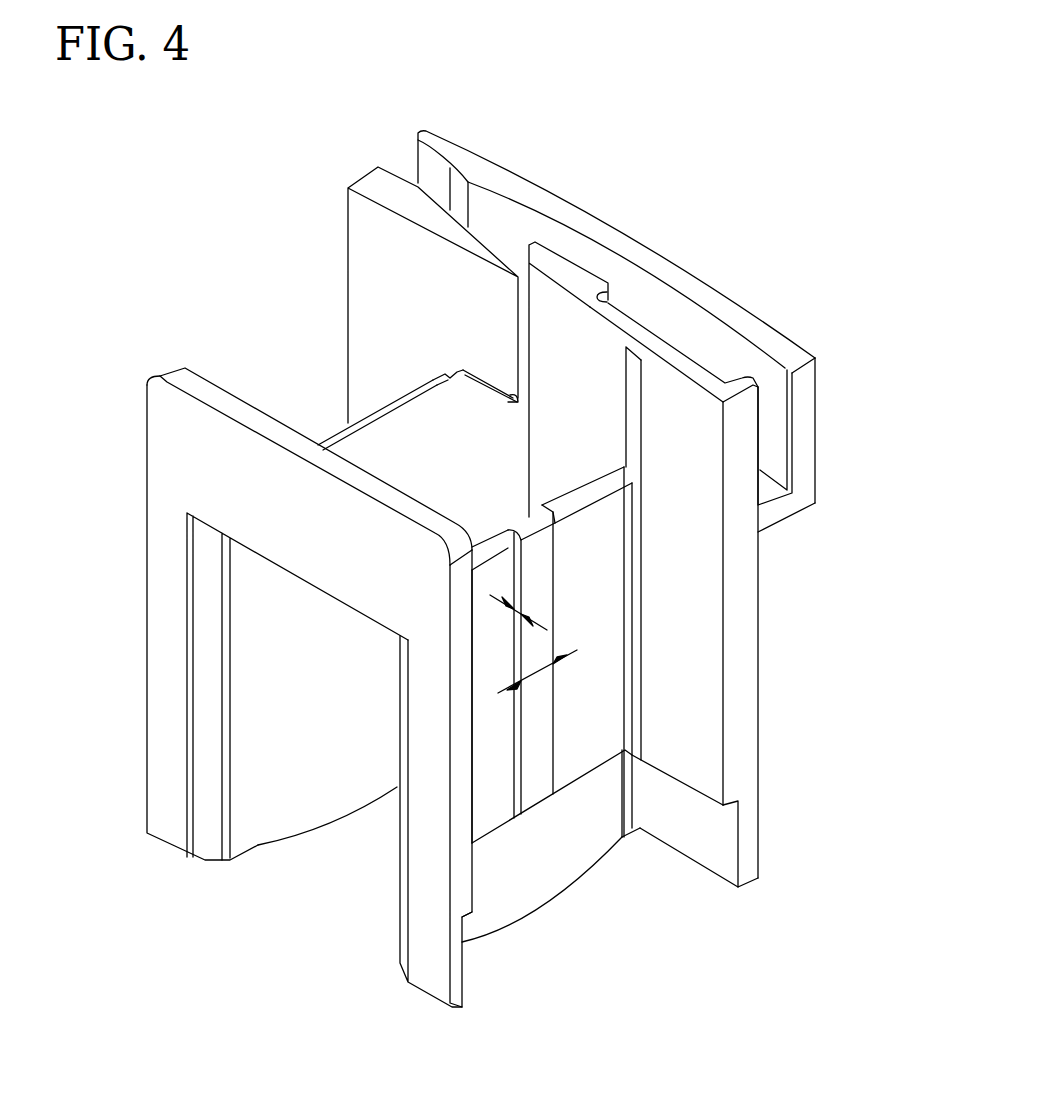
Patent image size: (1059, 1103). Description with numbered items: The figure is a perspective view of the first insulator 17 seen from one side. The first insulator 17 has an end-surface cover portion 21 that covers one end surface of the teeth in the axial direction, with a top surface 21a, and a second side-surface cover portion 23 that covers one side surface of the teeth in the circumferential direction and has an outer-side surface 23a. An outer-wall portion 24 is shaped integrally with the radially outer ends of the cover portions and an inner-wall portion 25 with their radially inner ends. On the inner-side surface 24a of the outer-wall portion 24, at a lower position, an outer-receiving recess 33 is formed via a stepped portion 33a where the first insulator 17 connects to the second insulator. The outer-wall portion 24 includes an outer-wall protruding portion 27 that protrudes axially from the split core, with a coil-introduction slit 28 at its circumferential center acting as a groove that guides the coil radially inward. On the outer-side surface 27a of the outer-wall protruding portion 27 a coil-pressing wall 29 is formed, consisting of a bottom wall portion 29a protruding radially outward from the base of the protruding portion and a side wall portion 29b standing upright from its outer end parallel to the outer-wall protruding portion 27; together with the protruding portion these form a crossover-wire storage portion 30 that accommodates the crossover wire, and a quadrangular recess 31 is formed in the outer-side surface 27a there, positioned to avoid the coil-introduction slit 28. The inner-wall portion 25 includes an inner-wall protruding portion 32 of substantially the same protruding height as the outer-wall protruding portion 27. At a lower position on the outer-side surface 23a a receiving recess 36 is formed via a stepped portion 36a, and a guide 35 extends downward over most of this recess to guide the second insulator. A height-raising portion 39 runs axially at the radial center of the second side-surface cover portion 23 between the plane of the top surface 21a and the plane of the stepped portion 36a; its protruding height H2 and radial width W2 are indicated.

The first insulator 17 is at (860, 618).
The end-surface cover portion 21 is at (417, 422).
The top surface 21a is at (475, 386).
The second side-surface cover portion 23 is at (597, 828).
The outer-side surface 23a is at (488, 765).
The outer-wall portion 24 is at (757, 673).
The inner-side surface 24a is at (690, 730).
The inner-wall portion 25 is at (158, 752).
The outer-wall protruding portion 27 is at (747, 440).
The outer-side surface 27a is at (400, 175).
The coil-introduction slit 28 is at (555, 317).
The coil-pressing wall 29 is at (783, 331).
The bottom wall portion 29a is at (788, 523).
The side wall portion 29b is at (818, 463).
The crossover-wire storage portion 30 is at (702, 345).
The recess 31 is at (645, 325).
The inner-wall protruding portion 32 is at (165, 448).
The outer-receiving recess 33 is at (717, 852).
The stepped portion 33a is at (732, 800).
The guide 35 is at (297, 842).
The receiving recess 36 is at (580, 853).
The stepped portion 36a is at (620, 793).
The height-raising portion 39 is at (540, 730).
The protruding height H2 is at (520, 613).
The width W2 is at (538, 670).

===============

Reproduce verbatim every line from the start of the records through the line containing "The first insulator 17 is at (860, 618).", inclusive, and omit the pictures from your answer.

Patent image size: (1059, 1103). Description with numbered items: The figure is a perspective view of the first insulator 17 seen from one side. The first insulator 17 has an end-surface cover portion 21 that covers one end surface of the teeth in the axial direction, with a top surface 21a, and a second side-surface cover portion 23 that covers one side surface of the teeth in the circumferential direction and has an outer-side surface 23a. An outer-wall portion 24 is shaped integrally with the radially outer ends of the cover portions and an inner-wall portion 25 with their radially inner ends. On the inner-side surface 24a of the outer-wall portion 24, at a lower position, an outer-receiving recess 33 is formed via a stepped portion 33a where the first insulator 17 connects to the second insulator. The outer-wall portion 24 includes an outer-wall protruding portion 27 that protrudes axially from the split core, with a coil-introduction slit 28 at its circumferential center acting as a groove that guides the coil radially inward. On the outer-side surface 27a of the outer-wall protruding portion 27 a coil-pressing wall 29 is formed, consisting of a bottom wall portion 29a protruding radially outward from the base of the protruding portion and a side wall portion 29b standing upright from its outer end parallel to the outer-wall protruding portion 27; together with the protruding portion these form a crossover-wire storage portion 30 that accommodates the crossover wire, and a quadrangular recess 31 is formed in the outer-side surface 27a there, positioned to avoid the coil-introduction slit 28. The inner-wall portion 25 includes an inner-wall protruding portion 32 of substantially the same protruding height as the outer-wall protruding portion 27. At a lower position on the outer-side surface 23a a receiving recess 36 is formed via a stepped portion 36a, and a guide 35 extends downward over most of this recess to guide the second insulator. A height-raising portion 39 runs axially at the radial center of the second side-surface cover portion 23 between the plane of the top surface 21a and the plane of the stepped portion 36a; its protruding height H2 and radial width W2 are indicated.

The first insulator 17 is at (860, 618).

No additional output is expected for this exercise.